-- START OF EXCERPTED RECORDS --
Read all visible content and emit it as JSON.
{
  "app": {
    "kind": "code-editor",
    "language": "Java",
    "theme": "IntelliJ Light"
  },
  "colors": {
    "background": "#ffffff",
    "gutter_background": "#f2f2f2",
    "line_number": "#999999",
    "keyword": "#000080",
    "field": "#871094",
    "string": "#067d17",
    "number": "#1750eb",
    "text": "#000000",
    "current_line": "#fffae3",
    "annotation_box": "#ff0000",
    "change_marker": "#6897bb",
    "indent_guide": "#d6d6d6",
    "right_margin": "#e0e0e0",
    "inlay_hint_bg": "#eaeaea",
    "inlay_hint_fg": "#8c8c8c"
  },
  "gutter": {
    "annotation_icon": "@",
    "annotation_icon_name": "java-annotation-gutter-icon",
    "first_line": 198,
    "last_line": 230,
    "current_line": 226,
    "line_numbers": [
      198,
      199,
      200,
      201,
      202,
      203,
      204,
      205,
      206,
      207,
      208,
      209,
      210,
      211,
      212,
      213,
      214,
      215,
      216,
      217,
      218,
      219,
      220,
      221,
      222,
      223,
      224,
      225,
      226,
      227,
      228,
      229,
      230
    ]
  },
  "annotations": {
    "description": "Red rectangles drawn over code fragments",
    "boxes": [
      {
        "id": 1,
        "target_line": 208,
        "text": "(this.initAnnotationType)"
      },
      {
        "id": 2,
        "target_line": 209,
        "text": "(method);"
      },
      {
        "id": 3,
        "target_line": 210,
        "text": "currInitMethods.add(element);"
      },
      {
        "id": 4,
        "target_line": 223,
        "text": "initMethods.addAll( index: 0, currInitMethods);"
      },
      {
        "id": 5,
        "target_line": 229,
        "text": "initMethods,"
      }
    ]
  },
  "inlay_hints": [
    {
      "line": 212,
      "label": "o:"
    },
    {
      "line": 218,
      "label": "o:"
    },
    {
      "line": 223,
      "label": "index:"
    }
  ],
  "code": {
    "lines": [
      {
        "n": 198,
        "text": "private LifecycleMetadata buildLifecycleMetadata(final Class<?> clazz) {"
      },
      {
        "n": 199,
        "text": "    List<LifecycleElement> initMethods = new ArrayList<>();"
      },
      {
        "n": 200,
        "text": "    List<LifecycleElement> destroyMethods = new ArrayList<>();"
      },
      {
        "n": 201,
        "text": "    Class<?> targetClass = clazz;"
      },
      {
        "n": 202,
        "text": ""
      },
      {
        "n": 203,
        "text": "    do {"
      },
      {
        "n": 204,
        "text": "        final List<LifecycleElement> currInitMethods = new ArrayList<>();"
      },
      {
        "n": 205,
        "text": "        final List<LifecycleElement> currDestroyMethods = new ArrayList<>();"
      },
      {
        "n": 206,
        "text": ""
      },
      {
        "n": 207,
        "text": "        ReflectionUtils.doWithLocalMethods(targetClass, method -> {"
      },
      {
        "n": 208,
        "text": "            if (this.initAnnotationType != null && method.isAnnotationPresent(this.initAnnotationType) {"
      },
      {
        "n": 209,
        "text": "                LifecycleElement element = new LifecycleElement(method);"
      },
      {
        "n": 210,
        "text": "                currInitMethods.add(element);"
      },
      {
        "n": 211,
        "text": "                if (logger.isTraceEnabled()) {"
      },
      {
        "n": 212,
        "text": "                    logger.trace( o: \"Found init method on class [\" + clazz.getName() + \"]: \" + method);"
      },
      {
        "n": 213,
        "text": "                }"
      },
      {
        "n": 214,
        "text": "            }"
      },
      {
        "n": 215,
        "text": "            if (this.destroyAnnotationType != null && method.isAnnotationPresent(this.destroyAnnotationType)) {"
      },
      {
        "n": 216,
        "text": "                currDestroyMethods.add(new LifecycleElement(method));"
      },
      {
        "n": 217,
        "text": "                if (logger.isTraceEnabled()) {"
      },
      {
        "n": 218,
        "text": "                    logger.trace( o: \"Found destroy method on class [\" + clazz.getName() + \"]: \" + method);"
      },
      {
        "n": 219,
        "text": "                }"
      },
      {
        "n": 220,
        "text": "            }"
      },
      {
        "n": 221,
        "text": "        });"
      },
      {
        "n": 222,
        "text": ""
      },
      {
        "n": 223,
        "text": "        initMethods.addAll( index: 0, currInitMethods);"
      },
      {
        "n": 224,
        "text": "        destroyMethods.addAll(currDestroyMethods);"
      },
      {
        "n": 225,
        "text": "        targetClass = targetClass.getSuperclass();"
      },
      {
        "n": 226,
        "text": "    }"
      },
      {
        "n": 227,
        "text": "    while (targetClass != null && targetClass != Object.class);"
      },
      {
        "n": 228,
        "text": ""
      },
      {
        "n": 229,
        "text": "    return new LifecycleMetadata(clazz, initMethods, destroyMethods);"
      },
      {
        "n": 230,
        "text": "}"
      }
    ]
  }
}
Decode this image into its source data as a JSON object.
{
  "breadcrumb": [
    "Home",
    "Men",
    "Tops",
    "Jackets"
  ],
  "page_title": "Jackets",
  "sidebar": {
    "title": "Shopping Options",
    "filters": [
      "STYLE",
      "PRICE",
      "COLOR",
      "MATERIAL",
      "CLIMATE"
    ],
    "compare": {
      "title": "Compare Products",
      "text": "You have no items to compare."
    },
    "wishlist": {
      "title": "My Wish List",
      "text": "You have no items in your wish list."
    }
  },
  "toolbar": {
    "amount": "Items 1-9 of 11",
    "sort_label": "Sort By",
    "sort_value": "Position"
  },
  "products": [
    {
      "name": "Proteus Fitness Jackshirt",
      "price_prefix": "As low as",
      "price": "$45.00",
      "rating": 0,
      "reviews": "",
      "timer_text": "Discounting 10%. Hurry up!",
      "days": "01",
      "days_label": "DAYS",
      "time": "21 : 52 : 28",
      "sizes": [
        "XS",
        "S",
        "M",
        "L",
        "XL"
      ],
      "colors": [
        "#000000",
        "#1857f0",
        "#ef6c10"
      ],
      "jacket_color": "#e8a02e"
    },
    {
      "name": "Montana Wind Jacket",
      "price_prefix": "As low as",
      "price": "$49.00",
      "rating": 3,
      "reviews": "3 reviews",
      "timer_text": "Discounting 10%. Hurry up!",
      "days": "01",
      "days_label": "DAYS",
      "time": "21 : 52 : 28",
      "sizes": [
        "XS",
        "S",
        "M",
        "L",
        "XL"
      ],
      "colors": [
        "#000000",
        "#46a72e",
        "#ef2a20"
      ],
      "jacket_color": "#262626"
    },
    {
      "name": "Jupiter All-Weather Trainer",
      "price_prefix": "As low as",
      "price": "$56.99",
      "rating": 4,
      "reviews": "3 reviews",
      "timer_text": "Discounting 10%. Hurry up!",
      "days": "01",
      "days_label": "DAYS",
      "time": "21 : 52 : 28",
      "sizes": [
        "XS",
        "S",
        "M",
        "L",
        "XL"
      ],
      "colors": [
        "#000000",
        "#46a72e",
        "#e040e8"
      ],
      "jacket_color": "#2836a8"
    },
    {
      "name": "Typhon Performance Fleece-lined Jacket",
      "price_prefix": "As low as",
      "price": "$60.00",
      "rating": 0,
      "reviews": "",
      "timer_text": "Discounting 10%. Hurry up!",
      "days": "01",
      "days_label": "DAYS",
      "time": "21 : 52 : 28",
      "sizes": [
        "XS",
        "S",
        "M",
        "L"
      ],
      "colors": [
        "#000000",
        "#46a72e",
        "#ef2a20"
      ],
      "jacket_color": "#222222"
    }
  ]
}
-- END OF EXCERPTED RECORDS --
Your task is to retype all of the records exactly.

Read all visible content and emit it as JSON.
{
  "app": {
    "kind": "code-editor",
    "language": "Java",
    "theme": "IntelliJ Light"
  },
  "colors": {
    "background": "#ffffff",
    "gutter_background": "#f2f2f2",
    "line_number": "#999999",
    "keyword": "#000080",
    "field": "#871094",
    "string": "#067d17",
    "number": "#1750eb",
    "text": "#000000",
    "current_line": "#fffae3",
    "annotation_box": "#ff0000",
    "change_marker": "#6897bb",
    "indent_guide": "#d6d6d6",
    "right_margin": "#e0e0e0",
    "inlay_hint_bg": "#eaeaea",
    "inlay_hint_fg": "#8c8c8c"
  },
  "gutter": {
    "annotation_icon": "@",
    "annotation_icon_name": "java-annotation-gutter-icon",
    "first_line": 198,
    "last_line": 230,
    "current_line": 226,
    "line_numbers": [
      198,
      199,
      200,
      201,
      202,
      203,
      204,
      205,
      206,
      207,
      208,
      209,
      210,
      211,
      212,
      213,
      214,
      215,
      216,
      217,
      218,
      219,
      220,
      221,
      222,
      223,
      224,
      225,
      226,
      227,
      228,
      229,
      230
    ]
  },
  "annotations": {
    "description": "Red rectangles drawn over code fragments",
    "boxes": [
      {
        "id": 1,
        "target_line": 208,
        "text": "(this.initAnnotationType)"
      },
      {
        "id": 2,
        "target_line": 209,
        "text": "(method);"
      },
      {
        "id": 3,
        "target_line": 210,
        "text": "currInitMethods.add(element);"
      },
      {
        "id": 4,
        "target_line": 223,
        "text": "initMethods.addAll( index: 0, currInitMethods);"
      },
      {
        "id": 5,
        "target_line": 229,
        "text": "initMethods,"
      }
    ]
  },
  "inlay_hints": [
    {
      "line": 212,
      "label": "o:"
    },
    {
      "line": 218,
      "label": "o:"
    },
    {
      "line": 223,
      "label": "index:"
    }
  ],
  "code": {
    "lines": [
      {
        "n": 198,
        "text": "private LifecycleMetadata buildLifecycleMetadata(final Class<?> clazz) {"
      },
      {
        "n": 199,
        "text": "    List<LifecycleElement> initMethods = new ArrayList<>();"
      },
      {
        "n": 200,
        "text": "    List<LifecycleElement> destroyMethods = new ArrayList<>();"
      },
      {
        "n": 201,
        "text": "    Class<?> targetClass = clazz;"
      },
      {
        "n": 202,
        "text": ""
      },
      {
        "n": 203,
        "text": "    do {"
      },
      {
        "n": 204,
        "text": "        final List<LifecycleElement> currInitMethods = new ArrayList<>();"
      },
      {
        "n": 205,
        "text": "        final List<LifecycleElement> currDestroyMethods = new ArrayList<>();"
      },
      {
        "n": 206,
        "text": ""
      },
      {
        "n": 207,
        "text": "        ReflectionUtils.doWithLocalMethods(targetClass, method -> {"
      },
      {
        "n": 208,
        "text": "            if (this.initAnnotationType != null && method.isAnnotationPresent(this.initAnnotationType) {"
      },
      {
        "n": 209,
        "text": "                LifecycleElement element = new LifecycleElement(method);"
      },
      {
        "n": 210,
        "text": "                currInitMethods.add(element);"
      },
      {
        "n": 211,
        "text": "                if (logger.isTraceEnabled()) {"
      },
      {
        "n": 212,
        "text": "                    logger.trace( o: \"Found init method on class [\" + clazz.getName() + \"]: \" + method);"
      },
      {
        "n": 213,
        "text": "                }"
      },
      {
        "n": 214,
        "text": "            }"
      },
      {
        "n": 215,
        "text": "            if (this.destroyAnnotationType != null && method.isAnnotationPresent(this.destroyAnnotationType)) {"
      },
      {
        "n": 216,
        "text": "                currDestroyMethods.add(new LifecycleElement(method));"
      },
      {
        "n": 217,
        "text": "                if (logger.isTraceEnabled()) {"
      },
      {
        "n": 218,
        "text": "                    logger.trace( o: \"Found destroy method on class [\" + clazz.getName() + \"]: \" + method);"
      },
      {
        "n": 219,
        "text": "                }"
      },
      {
        "n": 220,
        "text": "            }"
      },
      {
        "n": 221,
        "text": "        });"
      },
      {
        "n": 222,
        "text": ""
      },
      {
        "n": 223,
        "text": "        initMethods.addAll( index: 0, currInitMethods);"
      },
      {
        "n": 224,
        "text": "        destroyMethods.addAll(currDestroyMethods);"
      },
      {
        "n": 225,
        "text": "        targetClass = targetClass.getSuperclass();"
      },
      {
        "n": 226,
        "text": "    }"
      },
      {
        "n": 227,
        "text": "    while (targetClass != null && targetClass != Object.class);"
      },
      {
        "n": 228,
        "text": ""
      },
      {
        "n": 229,
        "text": "    return new LifecycleMetadata(clazz, initMethods, destroyMethods);"
      },
      {
        "n": 230,
        "text": "}"
      }
    ]
  }
}
Decode this image into its source data as a JSON object.
{
  "breadcrumb": [
    "Home",
    "Men",
    "Tops",
    "Jackets"
  ],
  "page_title": "Jackets",
  "sidebar": {
    "title": "Shopping Options",
    "filters": [
      "STYLE",
      "PRICE",
      "COLOR",
      "MATERIAL",
      "CLIMATE"
    ],
    "compare": {
      "title": "Compare Products",
      "text": "You have no items to compare."
    },
    "wishlist": {
      "title": "My Wish List",
      "text": "You have no items in your wish list."
    }
  },
  "toolbar": {
    "amount": "Items 1-9 of 11",
    "sort_label": "Sort By",
    "sort_value": "Position"
  },
  "products": [
    {
      "name": "Proteus Fitness Jackshirt",
      "price_prefix": "As low as",
      "price": "$45.00",
      "rating": 0,
      "reviews": "",
      "timer_text": "Discounting 10%. Hurry up!",
      "days": "01",
      "days_label": "DAYS",
      "time": "21 : 52 : 28",
      "sizes": [
        "XS",
        "S",
        "M",
        "L",
        "XL"
      ],
      "colors": [
        "#000000",
        "#1857f0",
        "#ef6c10"
      ],
      "jacket_color": "#e8a02e"
    },
    {
      "name": "Montana Wind Jacket",
      "price_prefix": "As low as",
      "price": "$49.00",
      "rating": 3,
      "reviews": "3 reviews",
      "timer_text": "Discounting 10%. Hurry up!",
      "days": "01",
      "days_label": "DAYS",
      "time": "21 : 52 : 28",
      "sizes": [
        "XS",
        "S",
        "M",
        "L",
        "XL"
      ],
      "colors": [
        "#000000",
        "#46a72e",
        "#ef2a20"
      ],
      "jacket_color": "#262626"
    },
    {
      "name": "Jupiter All-Weather Trainer",
      "price_prefix": "As low as",
      "price": "$56.99",
      "rating": 4,
      "reviews": "3 reviews",
      "timer_text": "Discounting 10%. Hurry up!",
      "days": "01",
      "days_label": "DAYS",
      "time": "21 : 52 : 28",
      "sizes": [
        "XS",
        "S",
        "M",
        "L",
        "XL"
      ],
      "colors": [
        "#000000",
        "#46a72e",
        "#e040e8"
      ],
      "jacket_color": "#2836a8"
    },
    {
      "name": "Typhon Performance Fleece-lined Jacket",
      "price_prefix": "As low as",
      "price": "$60.00",
      "rating": 0,
      "reviews": "",
      "timer_text": "Discounting 10%. Hurry up!",
      "days": "01",
      "days_label": "DAYS",
      "time": "21 : 52 : 28",
      "sizes": [
        "XS",
        "S",
        "M",
        "L"
      ],
      "colors": [
        "#000000",
        "#46a72e",
        "#ef2a20"
      ],
      "jacket_color": "#222222"
    }
  ]
}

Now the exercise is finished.